*Tantangan 1:* Ketik ulang persis baris-baris dataset di bawah, mulai dari baris pertama dataset dan berakhir pada baris yang memuat "category-label: Ethical concerns", kedua ujungnya ikut disertakan.

*Kutipan Dokumen:*
════
In [35]:
import pickle
import re
import numpy as np
import pandas as pd
import ipywidgets as widgets
from IPython.display import display, HTML, clear_output
import matplotlib.pyplot as plt

# Load semua model
print("Loading models...")

with open('models/preprocessing_tools.pkl', 'rb') as f:
    preprocessing_tools = pickle.load(f)

with open('models/vectorizer.pkl', 'rb') as f:
    vectorizer = pickle.load(f)

with open('models/model_naive_bayes.pkl', 'rb') as f:
    nb_model = pickle.load(f)

with open('models/model_knn.pkl', 'rb') as f:
    knn_model = pickle.load(f)

with open('models/model_decision_tree.pkl', 'rb') as f:
    dt_model = pickle.load(f)


Loading models...


In [36]:
def preprocess_text(text):
    """Preprocess input text"""
    # Akses tools
    slang_dict = preprocessing_tools['slang_dict']
    stemmer = preprocessing_tools['stemmer']
    stopword_remover = preprocessing_tools['stopword_remover']
    
    # Cleaning
    text = str(text).lower()
    text = re.sub(r'@\w+', '', text)  # Remove mentions
    text = re.sub(r'#\w+', '', text)  # Remove hashtags
    text = re.sub(r'http\S+', '', text)  # Remove URLs
    text = re.sub(r'[^\w\s]', ' ', text)  # Remove punctuation
    text = re.sub(r'\d+', '', text)  # Remove numbers
    text = ' '.join(text.split())  # Remove extra whitespace
    
    # Slang normalization
    words = text.split()
    normalized_words = [slang_dict.get(word, word) for word in words]
    text = ' '.join(normalized_words)
    
    # Stopword removal dan stemming
    text = stopword_remover.remove(text)
    text = stemmer.stem(text)
    
    return text

In [37]:
def predict_sentiment(text):
    """Predict sentiment dengan semua model"""
    # Preprocess
    cleaned_text = preprocess_text(text)
    
    # Vectorize
    X = vectorizer.transform([cleaned_text])
════
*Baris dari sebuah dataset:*
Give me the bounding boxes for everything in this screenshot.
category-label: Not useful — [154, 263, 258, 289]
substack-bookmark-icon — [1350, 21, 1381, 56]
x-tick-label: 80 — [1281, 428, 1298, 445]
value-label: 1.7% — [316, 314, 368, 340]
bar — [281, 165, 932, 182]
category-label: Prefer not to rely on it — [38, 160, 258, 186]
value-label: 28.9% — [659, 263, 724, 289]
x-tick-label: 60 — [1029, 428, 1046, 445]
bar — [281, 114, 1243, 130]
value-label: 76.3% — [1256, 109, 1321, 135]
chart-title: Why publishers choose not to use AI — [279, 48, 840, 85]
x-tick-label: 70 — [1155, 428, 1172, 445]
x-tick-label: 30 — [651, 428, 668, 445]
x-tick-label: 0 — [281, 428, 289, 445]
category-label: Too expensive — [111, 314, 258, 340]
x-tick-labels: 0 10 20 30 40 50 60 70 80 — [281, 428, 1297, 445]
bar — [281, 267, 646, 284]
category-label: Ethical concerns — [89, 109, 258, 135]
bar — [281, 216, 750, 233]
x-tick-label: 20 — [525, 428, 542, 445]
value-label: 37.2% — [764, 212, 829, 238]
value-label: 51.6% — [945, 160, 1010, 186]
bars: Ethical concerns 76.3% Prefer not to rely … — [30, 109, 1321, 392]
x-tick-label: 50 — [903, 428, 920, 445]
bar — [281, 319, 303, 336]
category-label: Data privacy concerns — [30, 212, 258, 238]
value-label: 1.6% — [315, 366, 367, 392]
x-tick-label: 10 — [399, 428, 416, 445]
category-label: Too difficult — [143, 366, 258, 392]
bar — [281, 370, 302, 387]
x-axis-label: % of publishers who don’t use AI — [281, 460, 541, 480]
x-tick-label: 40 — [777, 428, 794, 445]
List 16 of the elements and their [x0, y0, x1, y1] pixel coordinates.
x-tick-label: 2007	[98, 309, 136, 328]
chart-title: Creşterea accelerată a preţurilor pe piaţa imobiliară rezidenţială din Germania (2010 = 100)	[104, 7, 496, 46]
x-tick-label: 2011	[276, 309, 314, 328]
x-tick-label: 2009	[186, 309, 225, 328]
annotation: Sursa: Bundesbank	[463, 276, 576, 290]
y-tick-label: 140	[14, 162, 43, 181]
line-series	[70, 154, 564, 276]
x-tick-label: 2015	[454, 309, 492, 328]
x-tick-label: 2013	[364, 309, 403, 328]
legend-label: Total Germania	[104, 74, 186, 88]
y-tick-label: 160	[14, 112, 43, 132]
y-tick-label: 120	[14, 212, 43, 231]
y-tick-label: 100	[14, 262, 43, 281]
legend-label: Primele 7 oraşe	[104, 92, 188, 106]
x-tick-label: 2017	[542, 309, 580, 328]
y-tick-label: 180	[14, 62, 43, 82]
════
*Tantangan 2:* Salin persis bagian kutipan dokumen di atas, mulai dari "with open('models/model_naive_bayes.pkl', 'rb')" dan berakhir pada "knn_model = pickle.load(f)".

*Jawaban Akhir 1:*
Give me the bounding boxes for everything in this screenshot.
category-label: Not useful — [154, 263, 258, 289]
substack-bookmark-icon — [1350, 21, 1381, 56]
x-tick-label: 80 — [1281, 428, 1298, 445]
value-label: 1.7% — [316, 314, 368, 340]
bar — [281, 165, 932, 182]
category-label: Prefer not to rely on it — [38, 160, 258, 186]
value-label: 28.9% — [659, 263, 724, 289]
x-tick-label: 60 — [1029, 428, 1046, 445]
bar — [281, 114, 1243, 130]
value-label: 76.3% — [1256, 109, 1321, 135]
chart-title: Why publishers choose not to use AI — [279, 48, 840, 85]
x-tick-label: 70 — [1155, 428, 1172, 445]
x-tick-label: 30 — [651, 428, 668, 445]
x-tick-label: 0 — [281, 428, 289, 445]
category-label: Too expensive — [111, 314, 258, 340]
x-tick-labels: 0 10 20 30 40 50 60 70 80 — [281, 428, 1297, 445]
bar — [281, 267, 646, 284]
category-label: Ethical concerns — [89, 109, 258, 135]

*Jawaban Akhir 2:*
with open('models/model_naive_bayes.pkl', 'rb') as f:
    nb_model = pickle.load(f)

with open('models/model_knn.pkl', 'rb') as f:
    knn_model = pickle.load(f)